> _Challenge_: Extract every line of the records below verbatim, leaving out the pictures.

(Layout annotation records)
** START **
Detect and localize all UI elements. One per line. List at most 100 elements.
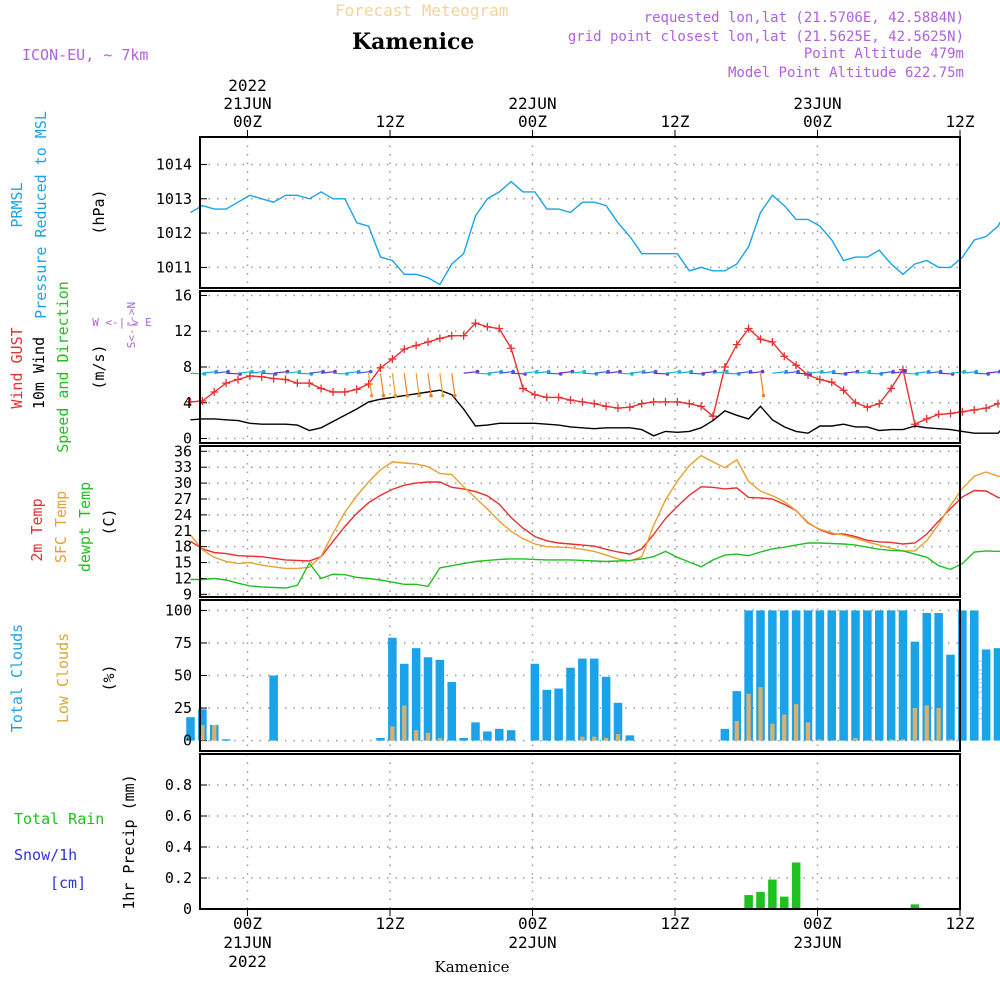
wind-arrow	[273, 370, 288, 374]
y-tick-label: 16	[174, 286, 192, 304]
grid-point: grid point closest lon,lat (21.5625E, 42…	[568, 29, 964, 45]
wind-arrow	[261, 372, 276, 375]
low-clouds-bar	[793, 704, 799, 741]
wind-arrow-head	[618, 369, 622, 374]
gust-marker	[459, 331, 468, 340]
y-tick-label: 0	[183, 430, 192, 448]
y-tick-label: 1014	[156, 155, 192, 173]
x-tick-label-top: 12Z	[946, 112, 975, 131]
total-clouds-bar	[483, 731, 492, 741]
wind-arrow	[606, 370, 621, 374]
wind-arrow-head	[226, 369, 230, 374]
label-precip-unit: 1hr Precip (mm)	[120, 774, 138, 909]
low-clouds-bar	[734, 721, 739, 741]
wind-arrow	[368, 373, 373, 396]
gust-marker	[483, 322, 492, 331]
wind-arrow-head	[938, 369, 943, 374]
x-tick-label-top: 12Z	[661, 112, 690, 131]
total-clouds-bar	[827, 610, 837, 741]
x-tick-label-bottom: 12Z	[376, 914, 405, 933]
panel-frame	[199, 290, 961, 444]
wind-arrow	[831, 372, 846, 375]
gust-marker	[578, 397, 587, 406]
gust-marker	[709, 412, 717, 421]
wind-arrow	[487, 370, 502, 374]
total-clouds-bar	[791, 610, 801, 741]
series-line-dewpt-temp	[190, 542, 1000, 589]
total-clouds-bar	[839, 610, 848, 741]
wind-arrow	[902, 372, 918, 375]
wind-arrow	[403, 373, 408, 396]
y-tick-label: 0.2	[165, 869, 192, 887]
gust-marker	[234, 375, 242, 384]
rain-bar	[756, 891, 765, 909]
footer-station: Kamenice	[435, 958, 510, 976]
label-2m-temp: 2m Temp	[28, 498, 46, 561]
x-tick-label-top: 00Z	[803, 112, 832, 131]
y-tick-label: 30	[174, 474, 192, 492]
wind-arrow	[867, 372, 882, 375]
gust-marker	[661, 397, 670, 406]
y-tick-label: 1011	[156, 258, 192, 276]
label-dewpt: dewpt Temp	[76, 482, 94, 572]
total-clouds-bar	[874, 610, 884, 741]
wind-arrow-head	[653, 369, 658, 374]
label-total-rain: Total Rain	[14, 810, 104, 828]
x-tick-label-bottom: 23JUN	[793, 933, 841, 952]
rain-bar	[768, 879, 777, 909]
model-point-altitude: Model Point Altitude 622.75m	[728, 65, 964, 81]
x-tick-label-top: 00Z	[233, 112, 262, 131]
wind-arrow	[379, 373, 385, 396]
gust-marker	[293, 379, 302, 388]
wind-arrow	[332, 372, 348, 375]
low-clouds-bar	[888, 739, 894, 741]
y-tick-label: 100	[165, 601, 192, 619]
low-clouds-bar	[770, 723, 775, 741]
wind-arrow-head	[441, 393, 445, 398]
panel-clouds	[186, 599, 1000, 752]
gust-marker	[887, 384, 896, 393]
total-clouds-bar	[910, 641, 920, 741]
compass-ns: S<-|->N	[125, 302, 138, 348]
total-clouds-bar	[269, 675, 278, 741]
gust-marker	[222, 379, 231, 388]
total-clouds-bar	[851, 610, 860, 741]
rain-bar	[791, 862, 801, 909]
wind-arrow	[855, 370, 870, 374]
gust-marker	[329, 388, 337, 397]
low-clouds-bar	[924, 705, 929, 741]
wind-arrow	[594, 370, 609, 374]
wind-arrow	[986, 370, 1000, 374]
total-clouds-bar	[815, 610, 825, 741]
point-altitude: Point Altitude 479m	[804, 46, 964, 62]
gust-marker	[780, 352, 789, 361]
wind-arrow-head	[511, 369, 515, 374]
gust-marker	[435, 334, 444, 343]
wind-arrow	[772, 370, 787, 374]
y-tick-label: 27	[174, 490, 192, 508]
label-total-clouds: Total Clouds	[8, 624, 26, 732]
panel-pressure	[190, 136, 1000, 289]
gust-marker	[495, 324, 504, 333]
label-sfc-temp: SFC Temp	[52, 491, 70, 563]
gust-marker	[364, 379, 373, 388]
y-tick-label: 0	[183, 732, 192, 750]
low-clouds-bar	[200, 724, 205, 741]
gust-marker	[507, 344, 516, 353]
y-tick-label: 0.8	[165, 776, 192, 794]
total-clouds-bar	[411, 648, 421, 741]
y-tick-label: 8	[183, 358, 192, 376]
wind-arrow	[344, 370, 359, 374]
label-pressure: Pressure Reduced to MSL	[32, 111, 50, 319]
gust-marker	[400, 345, 409, 354]
wind-arrow	[665, 370, 680, 374]
total-clouds-bar	[435, 659, 445, 741]
total-clouds-bar	[922, 613, 932, 741]
gust-marker	[447, 331, 456, 340]
wind-arrow-head	[867, 369, 872, 374]
total-clouds-bar	[530, 663, 540, 741]
wind-arrow	[558, 370, 573, 374]
gust-marker	[851, 398, 860, 407]
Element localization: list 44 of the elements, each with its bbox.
** END **
> _Task answer_:
Detect and localize all UI elements. One per line. List at most 100 elements.
wind-arrow	[273, 370, 288, 374]
y-tick-label: 16	[174, 286, 192, 304]
grid-point: grid point closest lon,lat (21.5625E, 42…	[568, 29, 964, 45]
wind-arrow	[261, 372, 276, 375]
low-clouds-bar	[793, 704, 799, 741]
wind-arrow-head	[618, 369, 622, 374]
gust-marker	[459, 331, 468, 340]
y-tick-label: 0	[183, 430, 192, 448]
y-tick-label: 1014	[156, 155, 192, 173]
x-tick-label-top: 12Z	[946, 112, 975, 131]
total-clouds-bar	[483, 731, 492, 741]
wind-arrow	[606, 370, 621, 374]
wind-arrow-head	[226, 369, 230, 374]
label-precip-unit: 1hr Precip (mm)	[120, 774, 138, 909]
low-clouds-bar	[734, 721, 739, 741]
wind-arrow	[368, 373, 373, 396]
gust-marker	[483, 322, 492, 331]
wind-arrow-head	[938, 369, 943, 374]
x-tick-label-top: 12Z	[661, 112, 690, 131]
total-clouds-bar	[827, 610, 837, 741]
x-tick-label-bottom: 12Z	[376, 914, 405, 933]
panel-frame	[199, 290, 961, 444]
wind-arrow	[831, 372, 846, 375]
gust-marker	[578, 397, 587, 406]
gust-marker	[709, 412, 717, 421]
wind-arrow	[487, 370, 502, 374]
total-clouds-bar	[791, 610, 801, 741]
series-line-dewpt-temp	[190, 542, 1000, 589]
total-clouds-bar	[839, 610, 848, 741]
wind-arrow	[902, 372, 918, 375]
wind-arrow	[403, 373, 408, 396]
y-tick-label: 0.2	[165, 869, 192, 887]
gust-marker	[234, 375, 242, 384]
rain-bar	[756, 891, 765, 909]
footer-station: Kamenice	[435, 958, 510, 976]
label-2m-temp: 2m Temp	[28, 498, 46, 561]
x-tick-label-top: 00Z	[803, 112, 832, 131]
y-tick-label: 30	[174, 474, 192, 492]
wind-arrow	[867, 372, 882, 375]
gust-marker	[661, 397, 670, 406]
y-tick-label: 1011	[156, 258, 192, 276]
label-dewpt: dewpt Temp	[76, 482, 94, 572]
total-clouds-bar	[874, 610, 884, 741]
wind-arrow-head	[653, 369, 658, 374]
label-total-rain: Total Rain	[14, 810, 104, 828]
x-tick-label-bottom: 23JUN	[793, 933, 841, 952]
rain-bar	[768, 879, 777, 909]
model-point-altitude: Model Point Altitude 622.75m	[728, 65, 964, 81]
x-tick-label-top: 00Z	[233, 112, 262, 131]
wind-arrow	[379, 373, 385, 396]
gust-marker	[293, 379, 302, 388]
wind-arrow	[332, 372, 348, 375]
low-clouds-bar	[888, 739, 894, 741]
y-tick-label: 100	[165, 601, 192, 619]
low-clouds-bar	[770, 723, 775, 741]
wind-arrow-head	[441, 393, 445, 398]
panel-clouds	[186, 599, 1000, 752]
gust-marker	[887, 384, 896, 393]
total-clouds-bar	[910, 641, 920, 741]
compass-ns: S<-|->N	[125, 302, 138, 348]
total-clouds-bar	[269, 675, 278, 741]
gust-marker	[222, 379, 231, 388]
total-clouds-bar	[851, 610, 860, 741]
rain-bar	[791, 862, 801, 909]
wind-arrow	[855, 370, 870, 374]
gust-marker	[329, 388, 337, 397]
low-clouds-bar	[924, 705, 929, 741]
wind-arrow	[594, 370, 609, 374]
wind-arrow	[986, 370, 1000, 374]
total-clouds-bar	[815, 610, 825, 741]
point-altitude: Point Altitude 479m	[804, 46, 964, 62]
gust-marker	[780, 352, 789, 361]
wind-arrow-head	[511, 369, 515, 374]
gust-marker	[435, 334, 444, 343]
wind-arrow	[772, 370, 787, 374]
y-tick-label: 27	[174, 490, 192, 508]
label-total-clouds: Total Clouds	[8, 624, 26, 732]
panel-pressure	[190, 136, 1000, 289]
gust-marker	[495, 324, 504, 333]
label-sfc-temp: SFC Temp	[52, 491, 70, 563]
gust-marker	[364, 379, 373, 388]
y-tick-label: 0	[183, 732, 192, 750]
low-clouds-bar	[200, 724, 205, 741]
gust-marker	[507, 344, 516, 353]
y-tick-label: 0.8	[165, 776, 192, 794]
total-clouds-bar	[411, 648, 421, 741]
y-tick-label: 8	[183, 358, 192, 376]
wind-arrow	[344, 370, 359, 374]
label-pressure: Pressure Reduced to MSL	[32, 111, 50, 319]
gust-marker	[400, 345, 409, 354]
wind-arrow	[665, 370, 680, 374]
total-clouds-bar	[435, 659, 445, 741]
total-clouds-bar	[922, 613, 932, 741]
gust-marker	[447, 331, 456, 340]
wind-arrow-head	[867, 369, 872, 374]
total-clouds-bar	[530, 663, 540, 741]
wind-arrow	[558, 370, 573, 374]
gust-marker	[851, 398, 860, 407]
Element localization: list 44 of the elements, each with its bbox.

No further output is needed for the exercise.